◆ Written request
What is the number of lines in the data holding the word "study"? Give that number by itself.

◆ Dataset extract
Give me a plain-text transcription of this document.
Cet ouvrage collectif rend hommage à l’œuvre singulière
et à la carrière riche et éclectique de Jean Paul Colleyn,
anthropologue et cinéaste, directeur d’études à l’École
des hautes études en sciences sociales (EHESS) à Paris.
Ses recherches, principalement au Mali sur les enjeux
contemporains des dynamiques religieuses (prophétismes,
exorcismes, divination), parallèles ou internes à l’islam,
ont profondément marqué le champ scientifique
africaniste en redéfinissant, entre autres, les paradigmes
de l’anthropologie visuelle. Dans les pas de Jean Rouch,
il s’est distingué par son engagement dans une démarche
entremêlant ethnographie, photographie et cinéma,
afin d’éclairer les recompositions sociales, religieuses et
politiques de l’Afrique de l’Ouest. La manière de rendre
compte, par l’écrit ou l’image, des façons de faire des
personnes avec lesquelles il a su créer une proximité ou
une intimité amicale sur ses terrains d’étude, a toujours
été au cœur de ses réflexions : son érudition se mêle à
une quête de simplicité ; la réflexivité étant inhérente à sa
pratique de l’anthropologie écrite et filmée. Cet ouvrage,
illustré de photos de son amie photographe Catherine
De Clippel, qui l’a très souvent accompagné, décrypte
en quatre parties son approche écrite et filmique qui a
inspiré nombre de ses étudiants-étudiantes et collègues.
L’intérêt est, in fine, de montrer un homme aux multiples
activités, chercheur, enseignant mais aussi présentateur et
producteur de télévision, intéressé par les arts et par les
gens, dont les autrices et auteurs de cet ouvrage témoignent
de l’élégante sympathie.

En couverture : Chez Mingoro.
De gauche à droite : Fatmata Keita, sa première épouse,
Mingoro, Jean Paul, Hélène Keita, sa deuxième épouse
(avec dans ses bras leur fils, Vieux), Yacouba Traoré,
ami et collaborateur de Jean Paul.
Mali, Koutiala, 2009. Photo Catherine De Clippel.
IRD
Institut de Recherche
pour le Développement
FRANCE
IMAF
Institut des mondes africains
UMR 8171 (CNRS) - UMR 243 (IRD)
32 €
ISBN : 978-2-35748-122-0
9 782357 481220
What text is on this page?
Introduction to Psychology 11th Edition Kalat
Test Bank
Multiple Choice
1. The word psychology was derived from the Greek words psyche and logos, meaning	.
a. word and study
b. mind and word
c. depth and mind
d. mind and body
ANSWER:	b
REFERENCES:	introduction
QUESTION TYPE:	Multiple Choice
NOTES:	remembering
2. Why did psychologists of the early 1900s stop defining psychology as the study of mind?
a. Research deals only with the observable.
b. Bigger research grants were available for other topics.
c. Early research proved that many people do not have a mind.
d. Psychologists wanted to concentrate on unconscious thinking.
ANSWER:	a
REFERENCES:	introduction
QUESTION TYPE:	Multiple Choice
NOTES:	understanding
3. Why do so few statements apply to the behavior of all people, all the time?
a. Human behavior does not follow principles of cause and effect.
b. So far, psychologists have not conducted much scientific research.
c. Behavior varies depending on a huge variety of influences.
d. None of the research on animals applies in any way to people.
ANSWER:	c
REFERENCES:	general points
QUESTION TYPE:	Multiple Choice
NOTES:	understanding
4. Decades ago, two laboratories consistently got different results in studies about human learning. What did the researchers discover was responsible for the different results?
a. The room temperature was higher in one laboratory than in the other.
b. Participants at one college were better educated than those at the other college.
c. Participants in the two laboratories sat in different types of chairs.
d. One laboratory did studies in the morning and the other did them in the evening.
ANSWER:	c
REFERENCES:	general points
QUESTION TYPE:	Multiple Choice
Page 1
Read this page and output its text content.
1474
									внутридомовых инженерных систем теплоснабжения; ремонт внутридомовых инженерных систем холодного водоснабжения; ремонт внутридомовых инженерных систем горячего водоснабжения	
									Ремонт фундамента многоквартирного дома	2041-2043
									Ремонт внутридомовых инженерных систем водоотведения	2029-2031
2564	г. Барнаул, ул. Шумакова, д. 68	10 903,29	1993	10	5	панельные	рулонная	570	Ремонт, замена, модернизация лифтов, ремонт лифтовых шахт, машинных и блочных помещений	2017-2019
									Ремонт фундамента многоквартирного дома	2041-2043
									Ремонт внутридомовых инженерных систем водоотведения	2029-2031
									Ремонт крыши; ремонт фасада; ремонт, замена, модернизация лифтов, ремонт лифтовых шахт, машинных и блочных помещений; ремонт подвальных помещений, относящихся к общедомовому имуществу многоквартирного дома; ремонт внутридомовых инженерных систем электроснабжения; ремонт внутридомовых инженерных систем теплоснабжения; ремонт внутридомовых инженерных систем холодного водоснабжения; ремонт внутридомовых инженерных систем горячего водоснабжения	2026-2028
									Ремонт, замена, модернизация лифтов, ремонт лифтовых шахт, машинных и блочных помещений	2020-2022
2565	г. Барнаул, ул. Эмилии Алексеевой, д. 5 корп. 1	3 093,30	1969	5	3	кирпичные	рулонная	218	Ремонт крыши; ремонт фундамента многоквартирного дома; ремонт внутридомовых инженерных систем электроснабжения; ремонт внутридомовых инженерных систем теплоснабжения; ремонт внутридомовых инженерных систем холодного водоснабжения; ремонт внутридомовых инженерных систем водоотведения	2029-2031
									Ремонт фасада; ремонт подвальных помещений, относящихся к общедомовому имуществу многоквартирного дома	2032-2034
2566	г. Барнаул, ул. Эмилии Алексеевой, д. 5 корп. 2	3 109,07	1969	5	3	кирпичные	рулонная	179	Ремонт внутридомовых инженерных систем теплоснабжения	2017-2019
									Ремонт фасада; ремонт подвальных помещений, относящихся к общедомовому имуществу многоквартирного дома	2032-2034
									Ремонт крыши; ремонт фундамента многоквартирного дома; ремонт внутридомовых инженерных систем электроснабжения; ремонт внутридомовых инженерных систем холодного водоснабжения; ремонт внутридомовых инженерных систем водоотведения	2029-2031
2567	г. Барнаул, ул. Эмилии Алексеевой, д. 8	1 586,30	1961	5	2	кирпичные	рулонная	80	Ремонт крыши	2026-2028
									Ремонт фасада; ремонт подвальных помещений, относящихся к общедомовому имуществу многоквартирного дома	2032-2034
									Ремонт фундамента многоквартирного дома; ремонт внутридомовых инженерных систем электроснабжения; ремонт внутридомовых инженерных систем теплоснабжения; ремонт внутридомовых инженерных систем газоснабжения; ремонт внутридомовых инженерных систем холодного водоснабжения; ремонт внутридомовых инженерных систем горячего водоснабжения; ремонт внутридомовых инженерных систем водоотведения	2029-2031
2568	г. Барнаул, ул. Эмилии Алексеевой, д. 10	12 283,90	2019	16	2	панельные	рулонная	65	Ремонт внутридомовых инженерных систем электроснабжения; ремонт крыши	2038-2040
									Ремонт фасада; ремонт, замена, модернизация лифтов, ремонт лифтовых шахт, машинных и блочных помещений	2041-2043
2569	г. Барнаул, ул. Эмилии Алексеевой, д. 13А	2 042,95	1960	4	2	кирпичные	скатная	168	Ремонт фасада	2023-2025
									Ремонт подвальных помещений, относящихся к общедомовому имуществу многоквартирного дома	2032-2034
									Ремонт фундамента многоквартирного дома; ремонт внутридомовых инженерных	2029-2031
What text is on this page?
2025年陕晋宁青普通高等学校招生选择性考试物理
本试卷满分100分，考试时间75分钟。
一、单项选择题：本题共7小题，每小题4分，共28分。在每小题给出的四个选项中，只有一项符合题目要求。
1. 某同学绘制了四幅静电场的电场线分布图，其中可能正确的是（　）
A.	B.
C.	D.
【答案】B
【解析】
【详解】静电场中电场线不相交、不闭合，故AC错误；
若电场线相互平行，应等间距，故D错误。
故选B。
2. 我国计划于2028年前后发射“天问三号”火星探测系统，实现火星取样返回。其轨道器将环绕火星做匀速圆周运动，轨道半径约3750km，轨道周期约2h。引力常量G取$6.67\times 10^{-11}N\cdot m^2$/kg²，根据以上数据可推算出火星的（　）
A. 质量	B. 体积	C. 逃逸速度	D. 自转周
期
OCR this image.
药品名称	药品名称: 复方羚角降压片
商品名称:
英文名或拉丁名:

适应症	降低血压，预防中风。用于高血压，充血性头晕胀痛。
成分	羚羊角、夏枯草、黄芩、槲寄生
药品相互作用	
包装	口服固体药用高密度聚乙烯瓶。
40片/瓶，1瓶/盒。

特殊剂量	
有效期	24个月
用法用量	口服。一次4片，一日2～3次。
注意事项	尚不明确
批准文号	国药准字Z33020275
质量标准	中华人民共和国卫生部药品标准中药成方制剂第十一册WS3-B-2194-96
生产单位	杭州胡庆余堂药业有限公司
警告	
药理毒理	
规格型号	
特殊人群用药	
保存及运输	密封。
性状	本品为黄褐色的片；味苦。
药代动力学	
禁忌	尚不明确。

◆ Written solution
2